▶ _Required task_
Single out the lines that include the word "бюджетных". Copy them.

Data items
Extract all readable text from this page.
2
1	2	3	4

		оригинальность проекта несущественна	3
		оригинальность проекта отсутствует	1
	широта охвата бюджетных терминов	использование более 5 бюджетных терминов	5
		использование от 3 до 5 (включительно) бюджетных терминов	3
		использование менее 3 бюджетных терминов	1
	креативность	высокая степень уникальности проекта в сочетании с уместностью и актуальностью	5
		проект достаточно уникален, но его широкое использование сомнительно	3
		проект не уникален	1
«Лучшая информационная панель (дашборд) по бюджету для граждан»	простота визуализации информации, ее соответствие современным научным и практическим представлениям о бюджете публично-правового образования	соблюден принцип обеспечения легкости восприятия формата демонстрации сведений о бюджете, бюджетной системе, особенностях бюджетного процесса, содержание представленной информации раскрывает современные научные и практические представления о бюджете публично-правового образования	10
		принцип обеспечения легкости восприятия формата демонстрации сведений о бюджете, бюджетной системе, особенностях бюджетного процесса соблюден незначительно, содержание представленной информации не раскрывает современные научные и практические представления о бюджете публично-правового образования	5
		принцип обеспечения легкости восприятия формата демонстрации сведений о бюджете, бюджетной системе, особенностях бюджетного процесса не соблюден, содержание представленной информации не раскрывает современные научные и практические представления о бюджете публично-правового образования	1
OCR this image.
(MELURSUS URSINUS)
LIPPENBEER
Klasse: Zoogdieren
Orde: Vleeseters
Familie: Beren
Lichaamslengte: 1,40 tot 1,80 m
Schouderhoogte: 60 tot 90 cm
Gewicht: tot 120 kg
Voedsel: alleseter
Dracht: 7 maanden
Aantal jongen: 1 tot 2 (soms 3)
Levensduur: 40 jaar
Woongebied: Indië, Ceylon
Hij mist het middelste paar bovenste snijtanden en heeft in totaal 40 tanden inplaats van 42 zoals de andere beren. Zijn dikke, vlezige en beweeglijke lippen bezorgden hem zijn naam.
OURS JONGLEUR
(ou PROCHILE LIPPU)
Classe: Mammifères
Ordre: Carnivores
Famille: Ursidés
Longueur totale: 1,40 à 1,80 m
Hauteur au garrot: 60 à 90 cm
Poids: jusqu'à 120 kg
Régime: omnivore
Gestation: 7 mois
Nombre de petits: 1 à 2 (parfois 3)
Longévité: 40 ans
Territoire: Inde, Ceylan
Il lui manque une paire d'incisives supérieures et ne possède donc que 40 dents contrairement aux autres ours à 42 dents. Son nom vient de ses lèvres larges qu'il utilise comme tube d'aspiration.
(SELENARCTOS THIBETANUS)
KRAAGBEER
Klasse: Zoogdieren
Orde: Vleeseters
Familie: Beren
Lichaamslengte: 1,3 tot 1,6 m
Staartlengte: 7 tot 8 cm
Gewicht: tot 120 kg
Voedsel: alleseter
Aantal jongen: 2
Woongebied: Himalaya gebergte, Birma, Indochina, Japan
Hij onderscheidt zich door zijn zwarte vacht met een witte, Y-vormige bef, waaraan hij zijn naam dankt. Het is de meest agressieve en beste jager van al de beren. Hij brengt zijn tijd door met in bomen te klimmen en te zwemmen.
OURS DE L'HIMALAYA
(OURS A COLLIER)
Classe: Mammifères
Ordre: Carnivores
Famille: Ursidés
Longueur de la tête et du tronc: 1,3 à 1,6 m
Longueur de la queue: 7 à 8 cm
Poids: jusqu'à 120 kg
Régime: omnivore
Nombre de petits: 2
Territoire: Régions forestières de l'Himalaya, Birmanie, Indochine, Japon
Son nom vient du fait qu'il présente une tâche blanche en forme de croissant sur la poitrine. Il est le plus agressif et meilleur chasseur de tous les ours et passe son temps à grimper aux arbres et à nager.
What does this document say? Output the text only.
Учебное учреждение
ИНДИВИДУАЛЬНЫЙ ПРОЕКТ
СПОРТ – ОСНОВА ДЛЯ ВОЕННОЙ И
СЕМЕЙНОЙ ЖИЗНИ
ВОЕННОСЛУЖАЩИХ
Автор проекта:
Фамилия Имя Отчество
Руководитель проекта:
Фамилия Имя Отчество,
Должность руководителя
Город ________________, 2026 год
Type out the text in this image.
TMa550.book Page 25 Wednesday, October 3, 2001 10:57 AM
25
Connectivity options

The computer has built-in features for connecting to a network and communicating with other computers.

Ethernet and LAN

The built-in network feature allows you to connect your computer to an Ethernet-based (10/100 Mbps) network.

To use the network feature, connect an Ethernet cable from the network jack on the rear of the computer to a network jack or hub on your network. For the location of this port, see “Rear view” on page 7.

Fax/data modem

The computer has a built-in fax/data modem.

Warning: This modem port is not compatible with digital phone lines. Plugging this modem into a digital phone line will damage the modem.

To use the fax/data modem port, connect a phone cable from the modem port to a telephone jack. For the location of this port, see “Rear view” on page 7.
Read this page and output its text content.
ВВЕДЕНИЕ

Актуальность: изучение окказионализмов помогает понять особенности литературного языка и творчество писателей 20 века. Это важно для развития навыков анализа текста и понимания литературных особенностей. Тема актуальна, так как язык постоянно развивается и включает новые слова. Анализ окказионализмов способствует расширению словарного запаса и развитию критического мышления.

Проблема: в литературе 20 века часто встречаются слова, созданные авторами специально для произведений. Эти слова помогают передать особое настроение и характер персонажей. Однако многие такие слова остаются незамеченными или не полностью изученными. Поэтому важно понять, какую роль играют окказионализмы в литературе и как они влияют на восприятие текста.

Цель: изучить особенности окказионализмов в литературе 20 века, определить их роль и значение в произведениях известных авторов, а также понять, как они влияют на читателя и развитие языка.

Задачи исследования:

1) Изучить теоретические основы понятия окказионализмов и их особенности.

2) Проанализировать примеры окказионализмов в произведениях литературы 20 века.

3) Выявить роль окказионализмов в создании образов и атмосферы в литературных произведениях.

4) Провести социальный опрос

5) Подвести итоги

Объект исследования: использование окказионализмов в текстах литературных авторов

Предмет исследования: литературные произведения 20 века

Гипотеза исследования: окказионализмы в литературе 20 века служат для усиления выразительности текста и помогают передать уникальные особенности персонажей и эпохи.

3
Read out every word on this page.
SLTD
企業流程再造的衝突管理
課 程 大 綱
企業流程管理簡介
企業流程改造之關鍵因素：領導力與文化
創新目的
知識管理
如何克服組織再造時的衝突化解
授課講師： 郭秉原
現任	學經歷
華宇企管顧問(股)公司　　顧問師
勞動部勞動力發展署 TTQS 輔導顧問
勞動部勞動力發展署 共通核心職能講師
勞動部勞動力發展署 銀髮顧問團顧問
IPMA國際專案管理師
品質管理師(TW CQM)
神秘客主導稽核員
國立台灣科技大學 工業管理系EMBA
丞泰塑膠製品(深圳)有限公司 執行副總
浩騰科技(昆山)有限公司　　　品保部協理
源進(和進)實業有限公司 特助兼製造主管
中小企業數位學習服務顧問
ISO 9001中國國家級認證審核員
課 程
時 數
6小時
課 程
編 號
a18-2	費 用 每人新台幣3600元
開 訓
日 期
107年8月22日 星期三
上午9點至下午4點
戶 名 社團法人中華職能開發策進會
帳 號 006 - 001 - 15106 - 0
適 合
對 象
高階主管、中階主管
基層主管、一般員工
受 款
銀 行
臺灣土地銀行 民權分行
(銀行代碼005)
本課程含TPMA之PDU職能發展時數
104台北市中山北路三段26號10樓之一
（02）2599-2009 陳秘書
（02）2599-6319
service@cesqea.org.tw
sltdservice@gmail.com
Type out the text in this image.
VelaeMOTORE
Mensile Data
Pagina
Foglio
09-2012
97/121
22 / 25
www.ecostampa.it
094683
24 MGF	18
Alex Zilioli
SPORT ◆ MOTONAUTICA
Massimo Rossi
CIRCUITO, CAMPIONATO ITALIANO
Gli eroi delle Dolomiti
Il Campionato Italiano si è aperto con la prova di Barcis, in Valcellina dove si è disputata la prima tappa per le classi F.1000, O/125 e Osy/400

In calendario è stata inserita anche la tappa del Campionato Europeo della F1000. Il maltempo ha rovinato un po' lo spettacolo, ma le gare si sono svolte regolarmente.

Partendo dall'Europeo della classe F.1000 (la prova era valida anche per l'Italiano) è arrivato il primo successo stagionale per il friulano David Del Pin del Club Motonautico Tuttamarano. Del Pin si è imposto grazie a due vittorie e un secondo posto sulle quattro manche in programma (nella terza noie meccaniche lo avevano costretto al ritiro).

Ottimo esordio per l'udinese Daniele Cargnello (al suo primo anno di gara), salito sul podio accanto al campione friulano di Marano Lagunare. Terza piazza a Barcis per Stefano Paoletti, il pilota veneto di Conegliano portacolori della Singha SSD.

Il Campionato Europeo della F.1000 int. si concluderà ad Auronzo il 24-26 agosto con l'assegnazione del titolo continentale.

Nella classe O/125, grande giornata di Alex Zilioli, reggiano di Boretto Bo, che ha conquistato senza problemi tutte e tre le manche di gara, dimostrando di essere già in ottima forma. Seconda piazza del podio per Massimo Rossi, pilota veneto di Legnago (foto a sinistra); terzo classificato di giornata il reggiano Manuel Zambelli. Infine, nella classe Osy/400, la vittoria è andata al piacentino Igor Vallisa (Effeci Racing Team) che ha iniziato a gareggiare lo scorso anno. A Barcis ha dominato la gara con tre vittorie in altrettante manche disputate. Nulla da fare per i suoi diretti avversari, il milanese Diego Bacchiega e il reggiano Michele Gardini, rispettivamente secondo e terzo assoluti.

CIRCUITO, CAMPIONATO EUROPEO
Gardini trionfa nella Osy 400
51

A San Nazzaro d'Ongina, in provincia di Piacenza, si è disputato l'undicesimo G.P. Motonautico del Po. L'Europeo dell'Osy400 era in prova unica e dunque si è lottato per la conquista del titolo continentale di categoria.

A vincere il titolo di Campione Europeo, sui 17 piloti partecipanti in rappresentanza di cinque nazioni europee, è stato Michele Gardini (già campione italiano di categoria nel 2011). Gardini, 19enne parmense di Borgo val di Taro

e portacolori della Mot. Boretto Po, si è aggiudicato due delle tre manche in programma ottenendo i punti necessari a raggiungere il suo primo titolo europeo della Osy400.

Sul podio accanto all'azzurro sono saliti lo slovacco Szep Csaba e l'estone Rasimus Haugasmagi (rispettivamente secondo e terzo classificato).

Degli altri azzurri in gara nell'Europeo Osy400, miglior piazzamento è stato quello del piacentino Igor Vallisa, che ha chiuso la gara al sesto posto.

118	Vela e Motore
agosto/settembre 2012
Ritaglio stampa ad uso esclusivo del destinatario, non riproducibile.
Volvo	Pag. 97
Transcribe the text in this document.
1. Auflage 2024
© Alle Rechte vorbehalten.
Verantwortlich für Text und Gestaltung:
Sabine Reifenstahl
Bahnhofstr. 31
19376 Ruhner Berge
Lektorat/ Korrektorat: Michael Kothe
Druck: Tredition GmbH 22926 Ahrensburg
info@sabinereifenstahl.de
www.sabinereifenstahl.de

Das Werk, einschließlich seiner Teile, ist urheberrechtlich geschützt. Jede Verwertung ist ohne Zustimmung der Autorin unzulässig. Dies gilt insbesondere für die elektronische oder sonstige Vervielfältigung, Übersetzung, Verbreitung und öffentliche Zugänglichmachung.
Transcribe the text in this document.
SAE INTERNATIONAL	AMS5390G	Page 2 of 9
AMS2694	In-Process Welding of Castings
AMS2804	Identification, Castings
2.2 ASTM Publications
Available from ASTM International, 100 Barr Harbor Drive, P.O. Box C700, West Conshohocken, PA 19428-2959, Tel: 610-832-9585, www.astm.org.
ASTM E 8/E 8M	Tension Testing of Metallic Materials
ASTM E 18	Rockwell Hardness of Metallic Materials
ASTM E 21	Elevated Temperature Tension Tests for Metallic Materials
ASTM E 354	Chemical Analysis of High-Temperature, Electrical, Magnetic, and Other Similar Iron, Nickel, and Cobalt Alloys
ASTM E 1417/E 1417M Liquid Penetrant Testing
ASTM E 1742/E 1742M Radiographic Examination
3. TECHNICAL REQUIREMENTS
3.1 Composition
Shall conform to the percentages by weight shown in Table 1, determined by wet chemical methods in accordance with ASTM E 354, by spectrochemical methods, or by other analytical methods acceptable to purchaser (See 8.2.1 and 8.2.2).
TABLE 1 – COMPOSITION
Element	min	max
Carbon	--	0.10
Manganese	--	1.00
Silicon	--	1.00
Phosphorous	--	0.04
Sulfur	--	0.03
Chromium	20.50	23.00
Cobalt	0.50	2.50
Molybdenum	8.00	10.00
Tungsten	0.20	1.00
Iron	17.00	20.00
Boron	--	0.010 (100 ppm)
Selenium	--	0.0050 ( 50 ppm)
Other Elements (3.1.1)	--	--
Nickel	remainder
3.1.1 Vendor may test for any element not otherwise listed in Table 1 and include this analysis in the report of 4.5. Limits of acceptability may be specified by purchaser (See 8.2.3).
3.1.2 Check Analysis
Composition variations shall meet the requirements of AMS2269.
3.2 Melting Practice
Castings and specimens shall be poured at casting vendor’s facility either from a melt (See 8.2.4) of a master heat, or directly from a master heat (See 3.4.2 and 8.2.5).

▶ _Solution for this problem_
	широта охвата бюджетных терминов	использование более 5 бюджетных терминов	5
		использование от 3 до 5 (включительно) бюджетных терминов	3
		использование менее 3 бюджетных терминов	1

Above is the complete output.